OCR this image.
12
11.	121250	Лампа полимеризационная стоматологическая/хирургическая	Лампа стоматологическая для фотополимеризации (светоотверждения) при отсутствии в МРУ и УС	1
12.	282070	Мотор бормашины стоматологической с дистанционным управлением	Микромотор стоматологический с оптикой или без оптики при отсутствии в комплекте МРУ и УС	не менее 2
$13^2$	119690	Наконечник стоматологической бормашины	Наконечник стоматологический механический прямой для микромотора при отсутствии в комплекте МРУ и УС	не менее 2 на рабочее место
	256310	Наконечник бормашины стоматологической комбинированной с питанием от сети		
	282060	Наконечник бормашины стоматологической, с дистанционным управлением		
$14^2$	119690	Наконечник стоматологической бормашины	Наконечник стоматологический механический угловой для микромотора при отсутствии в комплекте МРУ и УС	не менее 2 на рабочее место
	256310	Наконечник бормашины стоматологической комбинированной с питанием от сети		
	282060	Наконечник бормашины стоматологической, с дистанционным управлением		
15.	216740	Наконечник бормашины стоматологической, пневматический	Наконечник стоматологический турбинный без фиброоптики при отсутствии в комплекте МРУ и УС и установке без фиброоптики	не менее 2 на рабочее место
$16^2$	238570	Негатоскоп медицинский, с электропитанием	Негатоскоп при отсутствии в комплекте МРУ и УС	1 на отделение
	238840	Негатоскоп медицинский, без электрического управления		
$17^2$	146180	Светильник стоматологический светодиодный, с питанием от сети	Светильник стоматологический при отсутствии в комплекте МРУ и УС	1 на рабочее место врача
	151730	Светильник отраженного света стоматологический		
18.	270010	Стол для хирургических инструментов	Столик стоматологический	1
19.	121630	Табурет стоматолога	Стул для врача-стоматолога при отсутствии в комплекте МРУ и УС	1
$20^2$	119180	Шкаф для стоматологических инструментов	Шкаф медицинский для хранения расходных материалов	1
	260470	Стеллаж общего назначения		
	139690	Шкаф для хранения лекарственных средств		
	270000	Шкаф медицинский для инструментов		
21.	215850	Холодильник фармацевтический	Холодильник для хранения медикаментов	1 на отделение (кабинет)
--------------------
* **Task instructions**
Transcribe all entries exactly as they are given.

* **Written response**
OCR this image.
12
11.	121250	Лампа полимеризационная стоматологическая/хирургическая	Лампа стоматологическая для фотополимеризации (светоотверждения) при отсутствии в МРУ и УС	1
12.	282070	Мотор бормашины стоматологической с дистанционным управлением	Микромотор стоматологический с оптикой или без оптики при отсутствии в комплекте МРУ и УС	не менее 2
$13^2$	119690	Наконечник стоматологической бормашины	Наконечник стоматологический механический прямой для микромотора при отсутствии в комплекте МРУ и УС	не менее 2 на рабочее место
	256310	Наконечник бормашины стоматологической комбинированной с питанием от сети		
	282060	Наконечник бормашины стоматологической, с дистанционным управлением		
$14^2$	119690	Наконечник стоматологической бормашины	Наконечник стоматологический механический угловой для микромотора при отсутствии в комплекте МРУ и УС	не менее 2 на рабочее место
	256310	Наконечник бормашины стоматологической комбинированной с питанием от сети		
	282060	Наконечник бормашины стоматологической, с дистанционным управлением		
15.	216740	Наконечник бормашины стоматологической, пневматический	Наконечник стоматологический турбинный без фиброоптики при отсутствии в комплекте МРУ и УС и установке без фиброоптики	не менее 2 на рабочее место
$16^2$	238570	Негатоскоп медицинский, с электропитанием	Негатоскоп при отсутствии в комплекте МРУ и УС	1 на отделение
	238840	Негатоскоп медицинский, без электрического управления		
$17^2$	146180	Светильник стоматологический светодиодный, с питанием от сети	Светильник стоматологический при отсутствии в комплекте МРУ и УС	1 на рабочее место врача
	151730	Светильник отраженного света стоматологический		
18.	270010	Стол для хирургических инструментов	Столик стоматологический	1
19.	121630	Табурет стоматолога	Стул для врача-стоматолога при отсутствии в комплекте МРУ и УС	1
$20^2$	119180	Шкаф для стоматологических инструментов	Шкаф медицинский для хранения расходных материалов	1
	260470	Стеллаж общего назначения		
	139690	Шкаф для хранения лекарственных средств		
	270000	Шкаф медицинский для инструментов		
21.	215850	Холодильник фармацевтический	Холодильник для хранения медикаментов	1 на отделение (кабинет)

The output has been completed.